Extract every line that contains the string "here".

= DATASET ROWS =
☆ ☆ ☆ ☆

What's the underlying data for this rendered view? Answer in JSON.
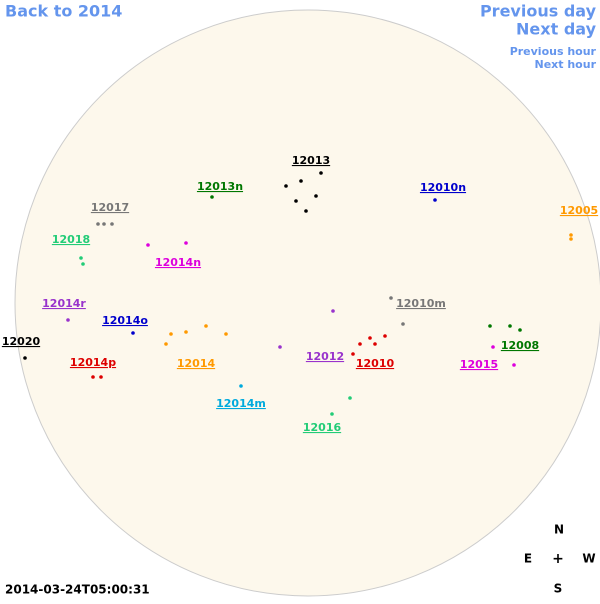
{
  "nav": {
    "back": "Back to 2014",
    "previous_day": "Previous day",
    "next_day": "Next day",
    "previous_hour": "Previous hour",
    "next_hour": "Next hour"
  },
  "regions": [
    {
      "label": "12013",
      "color": "#000000"
    },
    {
      "label": "12013n",
      "color": "#007700"
    },
    {
      "label": "12010n",
      "color": "#0000cc"
    },
    {
      "label": "12017",
      "color": "#777777"
    },
    {
      "label": "12005",
      "color": "#ff9900"
    },
    {
      "label": "12018",
      "color": "#22cc77"
    },
    {
      "label": "12014n",
      "color": "#dd00dd"
    },
    {
      "label": "12014r",
      "color": "#9933cc"
    },
    {
      "label": "12010m",
      "color": "#777777"
    },
    {
      "label": "12014o",
      "color": "#0000cc"
    },
    {
      "label": "12020",
      "color": "#000000"
    },
    {
      "label": "12008",
      "color": "#007700"
    },
    {
      "label": "12012",
      "color": "#9933cc"
    },
    {
      "label": "12014p",
      "color": "#dd0000"
    },
    {
      "label": "12014",
      "color": "#ff9900"
    },
    {
      "label": "12010",
      "color": "#dd0000"
    },
    {
      "label": "12015",
      "color": "#dd00dd"
    },
    {
      "label": "12014m",
      "color": "#00aadd"
    },
    {
      "label": "12016",
      "color": "#22cc77"
    }
  ],
  "timestamp": "2014-03-24T05:00:31",
  "compass": {
    "north": "N",
    "east": "E",
    "center": "+",
    "west": "W",
    "south": "S"
  }
}
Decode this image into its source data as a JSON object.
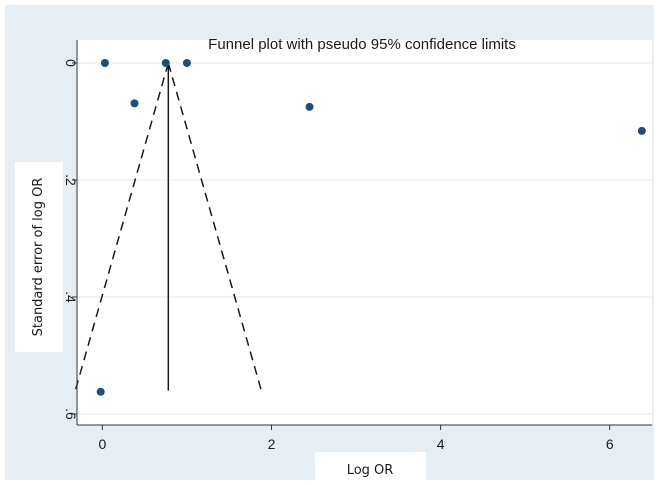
{
  "chart_data": {
    "type": "scatter",
    "title": "Funnel plot with pseudo 95% confidence limits",
    "xlabel": "Log OR",
    "ylabel": "Standard error of log OR",
    "xlim": [
      -0.3,
      6.5
    ],
    "ylim": [
      0,
      0.6
    ],
    "y_reversed": true,
    "x_ticks": [
      0,
      2,
      4,
      6
    ],
    "x_tick_labels": [
      "0",
      "2",
      "4",
      "6"
    ],
    "y_ticks": [
      0,
      0.2,
      0.4,
      0.6
    ],
    "y_tick_labels": [
      "0",
      ".2",
      ".4",
      ".6"
    ],
    "grid": "horizontal",
    "series": [
      {
        "type": "scatter",
        "color": "#1f4e79",
        "points": [
          {
            "x": 0.03,
            "y": 0.0
          },
          {
            "x": 0.75,
            "y": 0.0
          },
          {
            "x": 1.0,
            "y": 0.0
          },
          {
            "x": 0.38,
            "y": 0.069
          },
          {
            "x": 2.45,
            "y": 0.075
          },
          {
            "x": 6.38,
            "y": 0.116
          },
          {
            "x": -0.02,
            "y": 0.562
          }
        ]
      }
    ],
    "reference_lines": {
      "vertical": {
        "x": 0.78,
        "y_from": 0,
        "y_to": 0.56
      },
      "pseudo_ci": {
        "apex": {
          "x": 0.78,
          "y": 0
        },
        "left_end": {
          "x": -0.32,
          "y": 0.56
        },
        "right_end": {
          "x": 1.88,
          "y": 0.56
        },
        "style": "dashed"
      }
    }
  }
}
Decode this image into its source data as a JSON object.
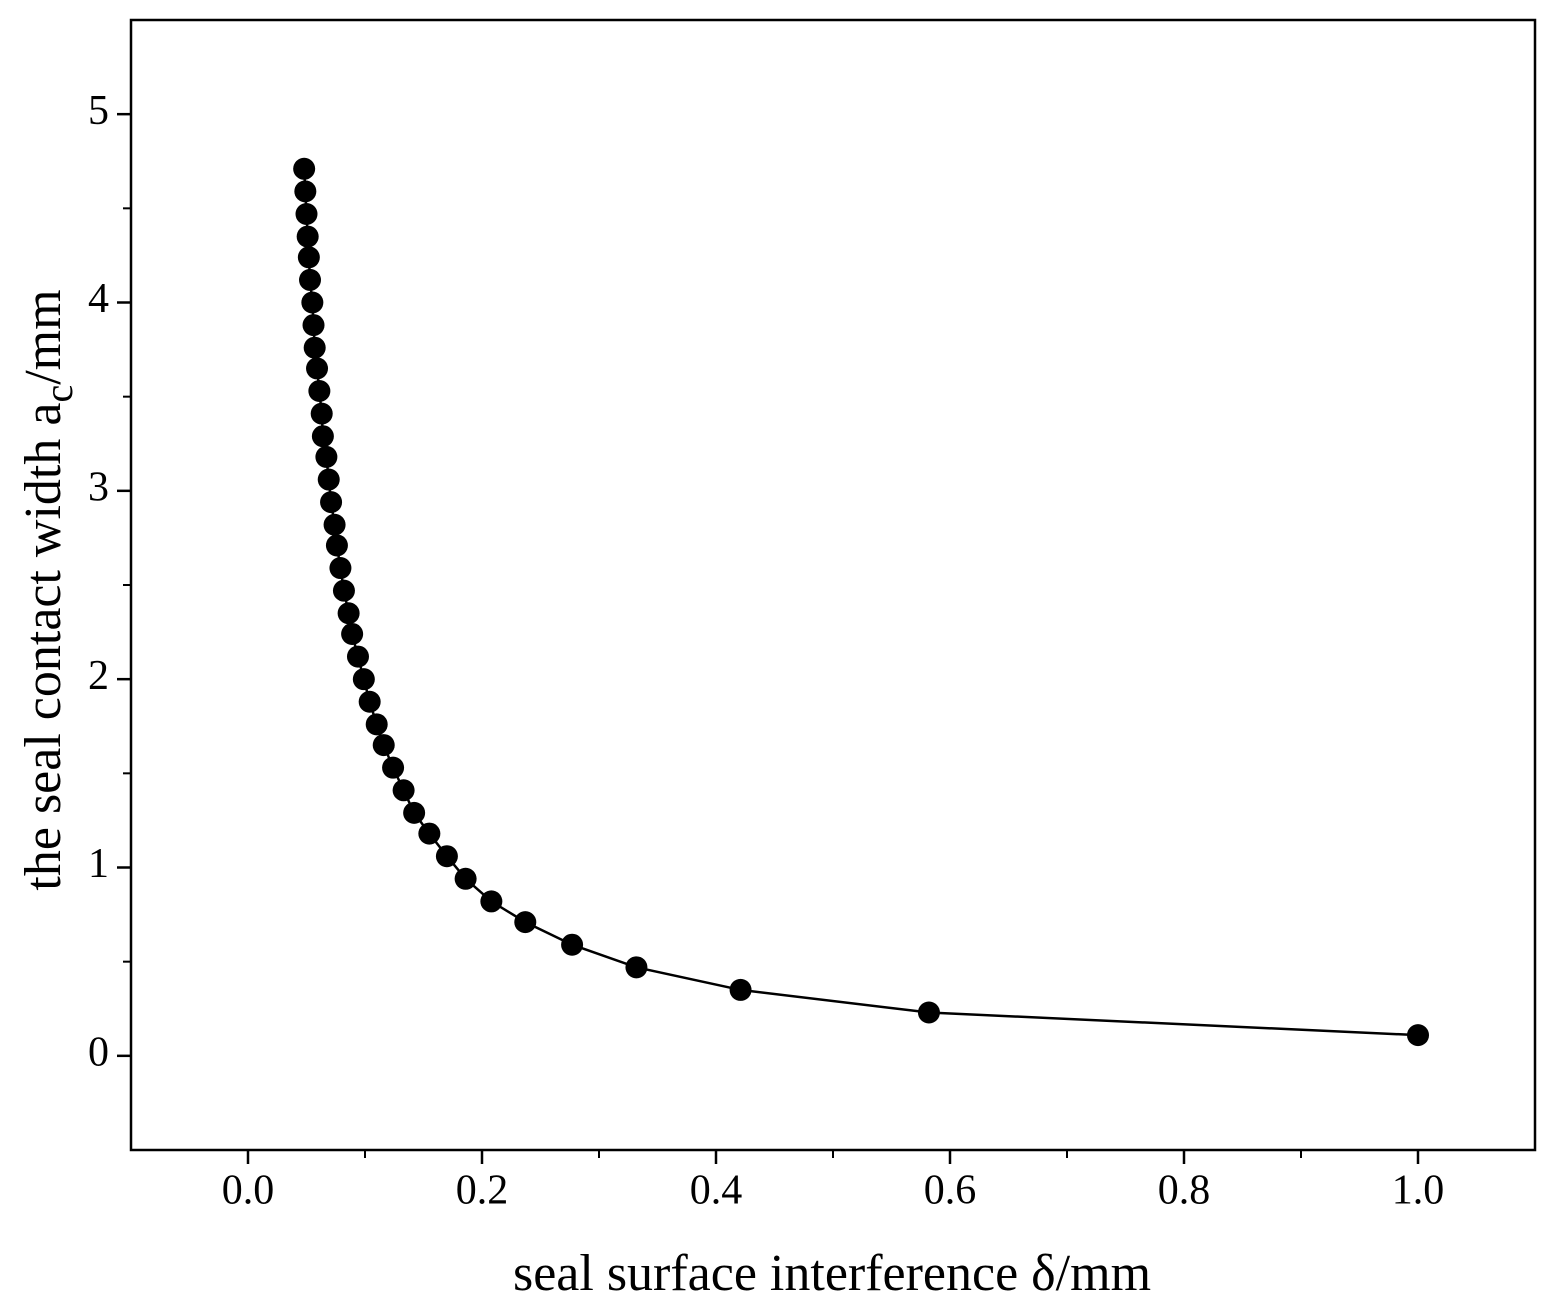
{
  "chart_data": {
    "type": "scatter",
    "xlabel": "seal surface interference δ/mm",
    "ylabel": {
      "text": "the seal contact width a",
      "sub": "c",
      "unit": "/mm"
    },
    "xlim": [
      -0.1,
      1.1
    ],
    "ylim": [
      -0.5,
      5.5
    ],
    "xticks": [
      {
        "value": 0,
        "label": "0.0"
      },
      0.2,
      0.4,
      0.6,
      0.8,
      {
        "value": 1,
        "label": "1.0"
      }
    ],
    "yticks": [
      0,
      1,
      2,
      3,
      4,
      5
    ],
    "xminor_ticks": [
      0.1,
      0.3,
      0.5,
      0.7,
      0.9
    ],
    "yminor_ticks": [
      0.5,
      1.5,
      2.5,
      3.5,
      4.5
    ],
    "line": true,
    "series": [
      {
        "color": "#000000",
        "x": [
          0.048,
          0.049,
          0.05,
          0.051,
          0.052,
          0.053,
          0.055,
          0.056,
          0.057,
          0.059,
          0.061,
          0.063,
          0.064,
          0.067,
          0.069,
          0.071,
          0.074,
          0.076,
          0.079,
          0.082,
          0.086,
          0.089,
          0.094,
          0.099,
          0.104,
          0.11,
          0.116,
          0.124,
          0.133,
          0.142,
          0.155,
          0.17,
          0.186,
          0.208,
          0.237,
          0.277,
          0.332,
          0.421,
          0.582,
          1.0
        ],
        "values": [
          4.71,
          4.59,
          4.47,
          4.35,
          4.24,
          4.12,
          4.0,
          3.88,
          3.76,
          3.65,
          3.53,
          3.41,
          3.29,
          3.18,
          3.06,
          2.94,
          2.82,
          2.71,
          2.59,
          2.47,
          2.35,
          2.24,
          2.12,
          2.0,
          1.88,
          1.76,
          1.65,
          1.53,
          1.41,
          1.29,
          1.18,
          1.06,
          0.94,
          0.82,
          0.71,
          0.59,
          0.47,
          0.35,
          0.23,
          0.11
        ]
      }
    ]
  }
}
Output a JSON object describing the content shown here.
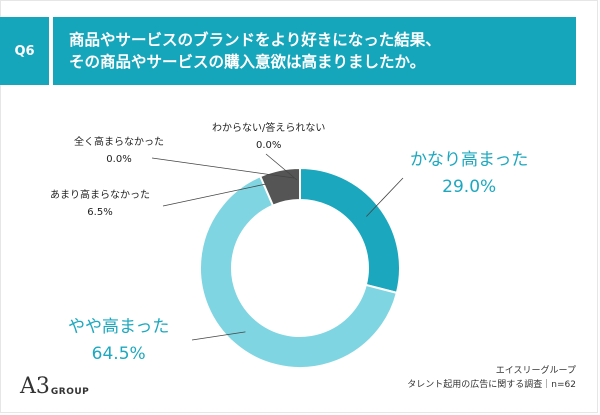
{
  "header": {
    "badge": "Q6",
    "question_line1": "商品やサービスのブランドをより好きになった結果、",
    "question_line2": "その商品やサービスの購入意欲は高まりましたか。"
  },
  "chart_data": {
    "type": "pie",
    "donut": true,
    "title": "",
    "slices": [
      {
        "label": "かなり高まった",
        "value": 29.0,
        "value_label": "29.0%",
        "color": "#1ba7bd"
      },
      {
        "label": "やや高まった",
        "value": 64.5,
        "value_label": "64.5%",
        "color": "#7fd5e1"
      },
      {
        "label": "あまり高まらなかった",
        "value": 6.5,
        "value_label": "6.5%",
        "color": "#555555"
      },
      {
        "label": "全く高まらなかった",
        "value": 0.0,
        "value_label": "0.0%",
        "color": "#333333"
      },
      {
        "label": "わからない/答えられない",
        "value": 0.0,
        "value_label": "0.0%",
        "color": "#999999"
      }
    ]
  },
  "footer": {
    "source_company": "エイスリーグループ",
    "source_survey": "タレント起用の広告に関する調査｜n=62"
  },
  "logo": {
    "mark": "A3",
    "word": "GROUP"
  },
  "colors": {
    "accent": "#16a6bc",
    "label_blue": "#1da8bf"
  }
}
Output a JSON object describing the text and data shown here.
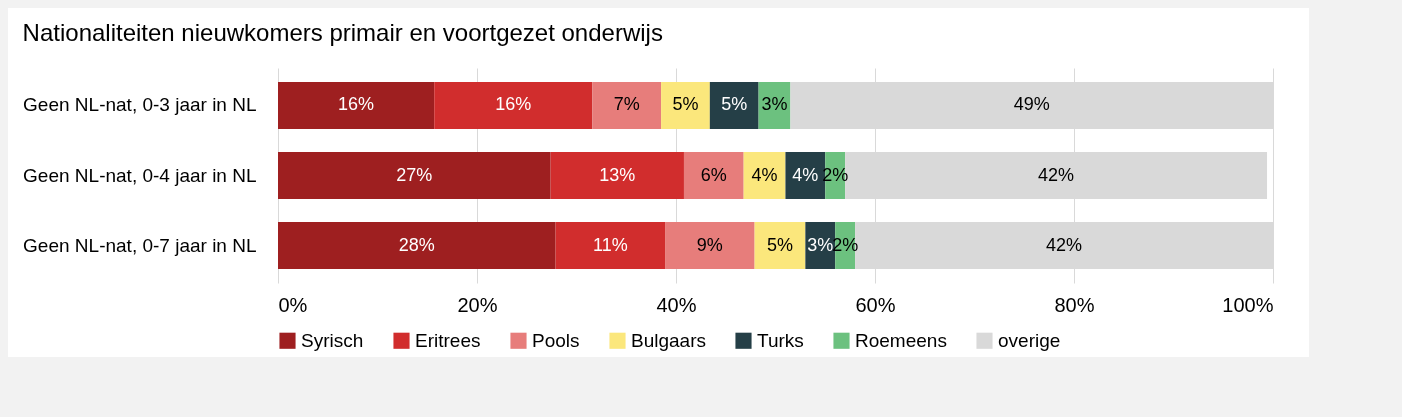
{
  "chart_data": {
    "type": "bar",
    "orientation": "horizontal",
    "stacked": true,
    "title": "Nationaliteiten nieuwkomers primair en voortgezet onderwijs",
    "categories": [
      "Geen NL-nat, 0-3 jaar in NL",
      "Geen NL-nat, 0-4 jaar in NL",
      "Geen NL-nat, 0-7 jaar in NL"
    ],
    "series": [
      {
        "name": "Syrisch",
        "color": "#9e1f20",
        "values": [
          15.7,
          27.4,
          27.9
        ],
        "value_labels": [
          "16%",
          "27%",
          "28%"
        ]
      },
      {
        "name": "Eritrees",
        "color": "#d12d2d",
        "values": [
          15.9,
          13.4,
          11.0
        ],
        "value_labels": [
          "16%",
          "13%",
          "11%"
        ]
      },
      {
        "name": "Pools",
        "color": "#e77d7b",
        "values": [
          6.9,
          6.0,
          9.0
        ],
        "value_labels": [
          "7%",
          "6%",
          "9%"
        ]
      },
      {
        "name": "Bulgaars",
        "color": "#fbe77c",
        "values": [
          4.9,
          4.2,
          5.1
        ],
        "value_labels": [
          "5%",
          "4%",
          "5%"
        ]
      },
      {
        "name": "Turks",
        "color": "#253f47",
        "values": [
          4.9,
          4.0,
          3.0
        ],
        "value_labels": [
          "5%",
          "4%",
          "3%"
        ]
      },
      {
        "name": "Roemeens",
        "color": "#6cc17f",
        "values": [
          3.2,
          2.0,
          2.0
        ],
        "value_labels": [
          "3%",
          "2%",
          "2%"
        ]
      },
      {
        "name": "overige",
        "color": "#d9d9d9",
        "values": [
          48.5,
          42.4,
          42.0
        ],
        "value_labels": [
          "49%",
          "42%",
          "42%"
        ]
      }
    ],
    "xlim": [
      0,
      100
    ],
    "xticks": [
      {
        "value": 0,
        "label": "0%"
      },
      {
        "value": 20,
        "label": "20%"
      },
      {
        "value": 40,
        "label": "40%"
      },
      {
        "value": 60,
        "label": "60%"
      },
      {
        "value": 80,
        "label": "80%"
      },
      {
        "value": 100,
        "label": "100%"
      }
    ],
    "grid": "x",
    "legend": "bottom"
  }
}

☆ ☆ ☆ ☆

= REPLY =
Output a JSON object describing the content shown here.
Output a JSON object describing the text and data shown here.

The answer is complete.